Change "localize" to "locate" in the lines from the one holding "chart-canvas (0, 8, 570, 427)" through the one holding "Detect and localize", inclusive, and give those lines again with nothing else altered.

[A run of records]
§

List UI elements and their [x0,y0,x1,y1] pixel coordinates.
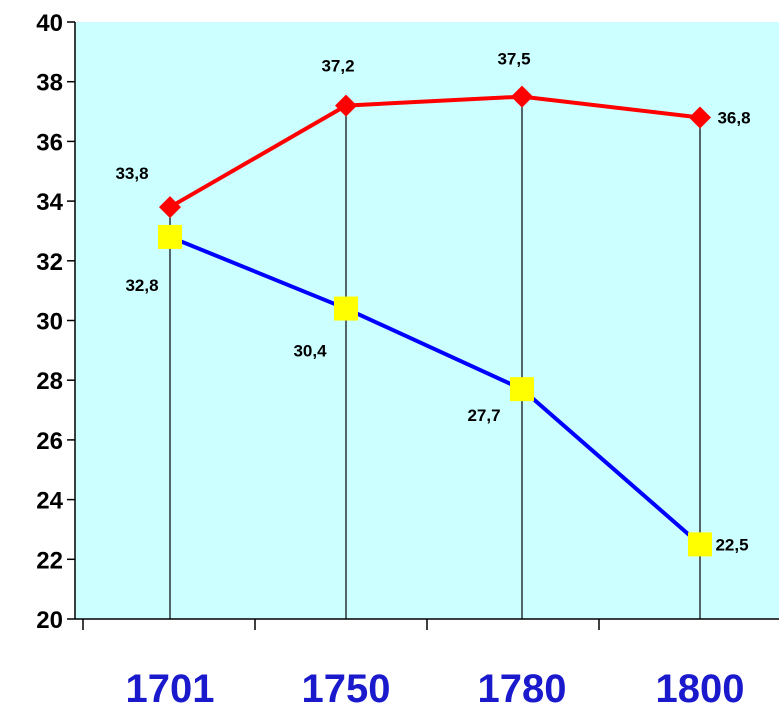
series-2-marker [334,296,358,321]
data-label: 30,4 [293,342,327,361]
plot-area [75,22,779,619]
x-tick-label-1750: 1750 [302,667,391,708]
data-label: 32,8 [125,276,158,295]
series-2-marker [688,532,712,557]
y-tick-label: 22 [36,547,63,574]
series-2-line [169,235,702,546]
y-tick-label: 26 [36,428,63,455]
x-tick-label-1800: 1800 [656,667,745,708]
series-1-marker [689,106,711,129]
y-tick-label: 34 [36,189,63,216]
x-tick-label-1701: 1701 [126,667,215,708]
series-lines [169,94,702,546]
y-tick-label: 20 [36,607,63,634]
data-label: 36,8 [717,109,750,128]
x-axis-ticks: 1701 1750 1780 1800 [82,619,745,708]
series-1-marker [335,94,357,117]
y-axis-ticks: 20 22 24 26 28 30 32 34 36 38 40 [36,10,75,634]
series-1-line [169,94,701,209]
data-label: 22,5 [715,535,748,554]
series-2-marker [158,224,182,249]
data-label: 33,8 [115,164,148,183]
series-markers [158,85,712,557]
y-tick-label: 28 [36,368,63,395]
y-tick-label: 38 [36,70,63,97]
data-label: 37,5 [497,50,530,69]
y-tick-label: 32 [36,249,63,276]
data-labels: 33,8 37,2 37,5 36,8 32,8 30,4 27,7 22,5 [115,50,750,555]
x-tick-label-1780: 1780 [478,667,567,708]
y-tick-label: 24 [36,488,63,515]
series-1-marker [159,196,181,219]
y-tick-label: 40 [36,10,63,37]
series-2-marker [510,377,534,402]
data-label: 27,7 [467,406,500,425]
y-tick-label: 36 [36,129,63,156]
data-label: 37,2 [321,57,354,76]
y-tick-label: 30 [36,309,63,336]
series-1-marker [511,85,533,108]
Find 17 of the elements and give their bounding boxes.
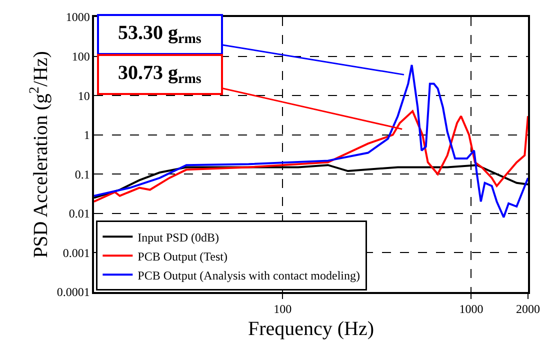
x-axis-title: Frequency (Hz)	[248, 318, 374, 340]
y-tick-label: 0.001	[62, 246, 90, 260]
x-tick-label: 1000	[459, 302, 484, 316]
annotation: 53.30 g$_{rms}$	[118, 22, 202, 48]
y-tick-label: 0.01	[68, 206, 90, 221]
y-tick-label: 100	[72, 49, 90, 64]
legend-label: PCB Output (Analysis with contact modeling)	[138, 268, 360, 282]
x-tick-label: 2000	[516, 302, 540, 316]
legend-label: PCB Output (Test)	[138, 249, 228, 264]
y-tick-label: 0.0001	[56, 285, 90, 300]
y-tick-label: 0.1	[74, 167, 90, 182]
legend-label: Input PSD (0dB)	[138, 230, 220, 244]
x-tick-label: 100	[274, 302, 292, 316]
y-tick-label: 1	[84, 128, 90, 142]
y-tick-label: 1000	[66, 10, 90, 24]
y-tick-label: 10	[78, 88, 90, 103]
annotation: 30.73 g$_{rms}$	[118, 62, 202, 88]
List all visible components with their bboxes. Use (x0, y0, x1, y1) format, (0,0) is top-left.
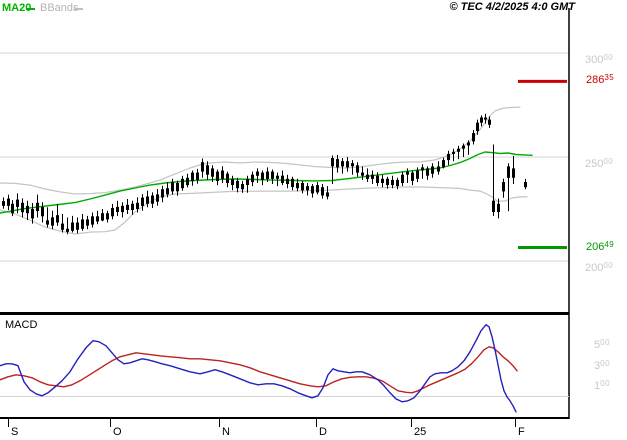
chart-canvas (0, 8, 570, 427)
stock-chart: MA20 BBands © TEC 4/2/2025 4:0 GMT MACD … (0, 2, 614, 438)
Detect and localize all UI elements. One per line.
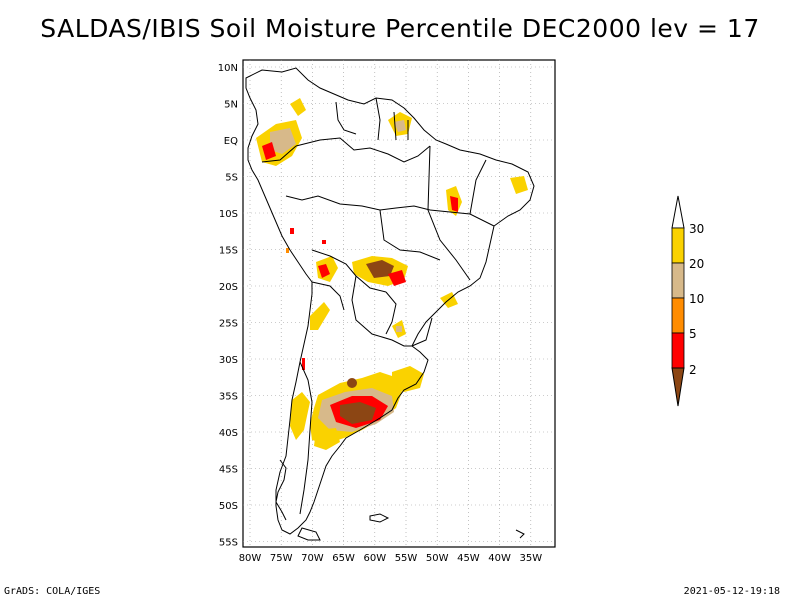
lat-label: 35S <box>219 392 238 403</box>
border <box>429 209 495 227</box>
lat-label: 40S <box>219 428 238 439</box>
patch-pampas-brown <box>340 402 376 424</box>
patch-ecuador-tan <box>270 128 296 154</box>
patch-bolivia-red <box>318 264 330 278</box>
falkland-islands <box>369 513 390 523</box>
lat-label: 45S <box>219 465 238 476</box>
lon-label: 45W <box>457 553 480 564</box>
lat-label: 15S <box>219 246 238 257</box>
colorbar-top-arrow <box>671 195 685 229</box>
lat-label: 5N <box>224 100 238 111</box>
lat-label: EQ <box>224 136 238 147</box>
map-title: SALDAS/IBIS Soil Moisture Percentile DEC… <box>40 14 760 43</box>
colorbar-label: 10 <box>689 292 704 306</box>
lon-label: 80W <box>239 553 262 564</box>
patch-uruguay-yellow <box>392 366 424 392</box>
colorbar-label: 5 <box>689 327 697 341</box>
colorbar-label: 20 <box>689 257 704 271</box>
colorbar-bin-20-30 <box>671 227 685 264</box>
coastlines <box>245 67 535 541</box>
lat-label: 30S <box>219 355 238 366</box>
border <box>295 137 431 163</box>
colorbar-label: 2 <box>689 363 697 377</box>
border <box>285 195 431 211</box>
border <box>385 291 397 335</box>
border <box>375 97 381 141</box>
lon-label: 70W <box>301 553 324 564</box>
lat-label: 10S <box>219 209 238 220</box>
patch-ecuador-red <box>262 142 276 160</box>
patch-pantanal-brown <box>366 260 394 278</box>
lat-label: 10N <box>218 63 238 74</box>
patch-sbrazil-tan <box>396 326 402 332</box>
patch-chile-yellow <box>290 392 310 440</box>
colorbar-bin-5-10 <box>671 297 685 334</box>
patch-patagonia-yellow <box>314 428 340 450</box>
border <box>379 209 441 261</box>
tierra-del-fuego <box>297 527 321 541</box>
border <box>393 111 397 141</box>
border <box>311 281 345 311</box>
patch-colombia-yellow <box>290 98 306 116</box>
footer-timestamp: 2021-05-12-19:18 <box>683 586 780 597</box>
patch-chile-north-yellow <box>310 302 330 330</box>
colorbar-label: 30 <box>689 222 704 236</box>
patch-east-yellow <box>510 176 528 194</box>
patch-guiana-tan <box>394 120 406 132</box>
longitude-labels: 80W 75W 70W 65W 60W 55W 50W 45W 40W 35W <box>239 553 543 564</box>
lon-label: 40W <box>488 553 511 564</box>
border <box>469 159 487 215</box>
lat-label: 5S <box>225 173 238 184</box>
lat-label: 55S <box>219 538 238 549</box>
border <box>299 361 313 515</box>
lon-label: 35W <box>519 553 542 564</box>
island <box>515 529 525 539</box>
border <box>311 249 387 293</box>
lon-label: 60W <box>363 553 386 564</box>
footer-credit: GrADS: COLA/IGES <box>4 586 101 597</box>
border <box>261 145 297 163</box>
percentile-patches <box>256 98 528 450</box>
patch-nebrazil-red <box>450 196 458 212</box>
colorbar-bin-10-20 <box>671 262 685 299</box>
lat-label: 25S <box>219 319 238 330</box>
colorbar: 30 20 10 5 2 <box>671 195 704 407</box>
continent-outline <box>245 67 535 535</box>
colorbar-labels: 30 20 10 5 2 <box>689 222 704 377</box>
chilean-archipelago <box>275 459 287 521</box>
border <box>427 145 471 281</box>
patch-speck <box>290 228 294 234</box>
border <box>411 317 433 347</box>
lon-label: 55W <box>395 553 418 564</box>
colorbar-bottom-arrow <box>671 367 685 407</box>
colorbar-bin-2-5 <box>671 332 685 369</box>
border <box>335 101 357 135</box>
lat-label: 20S <box>219 282 238 293</box>
latitude-labels: 10N 5N EQ 5S 10S 15S 20S 25S 30S 35S 40S 45S 50S 55S <box>218 63 238 549</box>
patch-speck <box>286 248 289 253</box>
lat-label: 50S <box>219 501 238 512</box>
border <box>351 275 412 347</box>
lon-label: 65W <box>332 553 355 564</box>
patch-speck <box>302 358 305 370</box>
lon-label: 75W <box>270 553 293 564</box>
patch-speck <box>322 240 326 244</box>
plot-frame <box>242 59 556 548</box>
patch-pantanal-red <box>388 270 406 286</box>
lon-label: 50W <box>426 553 449 564</box>
patch-pampas-dot <box>347 378 357 388</box>
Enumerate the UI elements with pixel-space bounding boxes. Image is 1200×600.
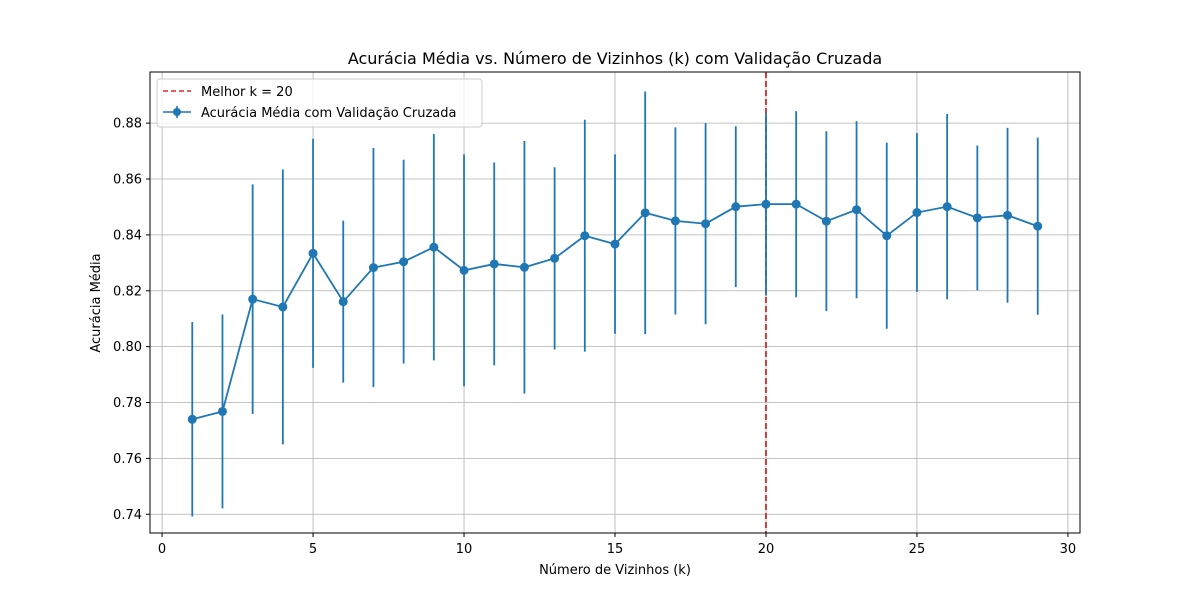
y-tick-label: 0.76 — [113, 452, 142, 467]
data-point — [278, 302, 288, 312]
x-tick-label: 25 — [909, 542, 926, 557]
data-point — [550, 253, 560, 263]
data-point — [610, 239, 620, 249]
y-tick-label: 0.78 — [113, 396, 142, 411]
x-tick-label: 0 — [158, 542, 166, 557]
data-point — [882, 231, 892, 241]
data-point — [701, 219, 711, 229]
data-point — [640, 208, 650, 218]
legend: Melhor k = 20 Acurácia Média com Validaç… — [156, 78, 483, 128]
data-point — [670, 216, 680, 226]
legend-series-label: Acurácia Média com Validação Cruzada — [201, 106, 456, 121]
y-tick-label: 0.82 — [113, 284, 142, 299]
data-point — [248, 294, 258, 304]
data-point — [489, 259, 499, 269]
x-tick-label: 30 — [1060, 542, 1077, 557]
data-point — [459, 265, 469, 275]
x-axis-ticks: 0 5 10 15 20 25 30 — [158, 533, 1076, 557]
data-point — [912, 208, 922, 218]
y-tick-label: 0.80 — [113, 340, 142, 355]
data-point — [1033, 221, 1043, 231]
legend-best-k-label: Melhor k = 20 — [201, 85, 293, 100]
data-point — [217, 406, 227, 416]
series-layer — [187, 199, 1043, 424]
data-point — [731, 202, 741, 212]
data-point — [399, 257, 409, 267]
y-tick-label: 0.86 — [113, 173, 142, 188]
legend-series-marker-swatch — [173, 108, 181, 116]
y-axis-label: Acurácia Média — [89, 253, 104, 352]
data-point — [368, 263, 378, 273]
data-point — [942, 202, 952, 212]
x-axis-label: Número de Vizinhos (k) — [539, 563, 691, 578]
data-point — [338, 297, 348, 307]
error-bar-layer — [191, 91, 1039, 517]
x-tick-label: 20 — [758, 542, 775, 557]
x-tick-label: 5 — [309, 542, 317, 557]
data-point — [580, 231, 590, 241]
data-point — [187, 414, 197, 424]
y-tick-label: 0.84 — [113, 228, 142, 243]
data-point — [308, 248, 318, 258]
data-point — [852, 205, 862, 215]
data-point — [791, 199, 801, 209]
x-tick-label: 15 — [607, 542, 624, 557]
y-tick-label: 0.74 — [113, 508, 142, 523]
data-point — [1003, 210, 1013, 220]
data-point — [429, 242, 439, 252]
data-point — [761, 199, 771, 209]
y-tick-label: 0.88 — [113, 117, 142, 132]
data-point — [519, 262, 529, 272]
data-point — [972, 213, 982, 223]
legend-box — [156, 78, 483, 128]
x-tick-label: 10 — [456, 542, 473, 557]
y-axis-ticks: 0.74 0.76 0.78 0.80 0.82 0.84 0.86 0.88 — [113, 117, 150, 523]
data-point — [821, 216, 831, 226]
chart-title: Acurácia Média vs. Número de Vizinhos (k… — [348, 49, 882, 68]
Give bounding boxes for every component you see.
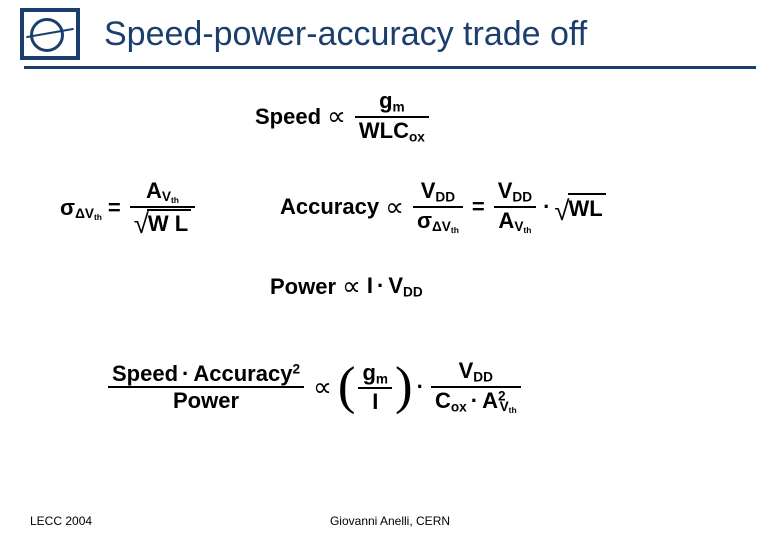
equation-combined: Speed·Accuracy2 Power ∝ ( gm I ) · VDD C… <box>105 359 524 415</box>
accuracy-fraction-1: VDD σΔVth <box>413 179 463 235</box>
proportional-symbol: ∝ <box>321 101 352 132</box>
equation-accuracy: Accuracy ∝ VDD σΔVth = VDD AVth · √WL <box>280 179 606 235</box>
power-rhs: I·VDD <box>367 273 423 299</box>
equals-symbol: = <box>466 194 491 220</box>
footer-center: Giovanni Anelli, CERN <box>330 514 450 528</box>
sigma-fraction: AVth √W L <box>130 179 195 238</box>
slide-footer: LECC 2004 Giovanni Anelli, CERN <box>0 508 780 540</box>
sqrt-wl: √WL <box>554 193 605 222</box>
equation-sigma: σΔVth = AVth √W L <box>60 179 198 238</box>
combined-right-fraction: VDD Cox·A2Vth <box>431 359 521 415</box>
left-paren: ( <box>338 371 356 403</box>
proportional-symbol: ∝ <box>307 372 338 403</box>
power-lhs: Power <box>270 274 336 300</box>
equation-speed: Speed ∝ gm WLCox <box>255 89 432 144</box>
slide-header: Speed-power-accuracy trade off <box>0 0 780 60</box>
equals-symbol: = <box>102 195 127 221</box>
cern-logo <box>20 8 80 60</box>
proportional-symbol: ∝ <box>336 271 367 302</box>
proportional-symbol: ∝ <box>379 192 410 223</box>
right-paren: ) <box>395 371 413 403</box>
sigma-lhs: σΔVth <box>60 195 102 223</box>
equation-power: Power ∝ I·VDD <box>270 271 423 302</box>
combined-lhs-fraction: Speed·Accuracy2 Power <box>108 362 304 412</box>
header-rule <box>24 66 756 69</box>
combined-mid-fraction: gm I <box>358 361 392 414</box>
footer-left: LECC 2004 <box>30 514 92 528</box>
accuracy-fraction-2: VDD AVth <box>494 179 536 235</box>
dot-symbol: · <box>413 374 428 400</box>
slide-title: Speed-power-accuracy trade off <box>104 15 587 54</box>
speed-lhs: Speed <box>255 104 321 130</box>
speed-fraction: gm WLCox <box>355 89 429 144</box>
dot-symbol: · <box>539 194 554 220</box>
accuracy-lhs: Accuracy <box>280 194 379 220</box>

§

## TASK SOLUTION
chart-canvas (0, 8, 570, 427)
stock-chart: MA20 BBands © TEC 4/2/2025 4:0 GMT MACD … (0, 2, 614, 438)
Detect and locate all UI elements. One per line.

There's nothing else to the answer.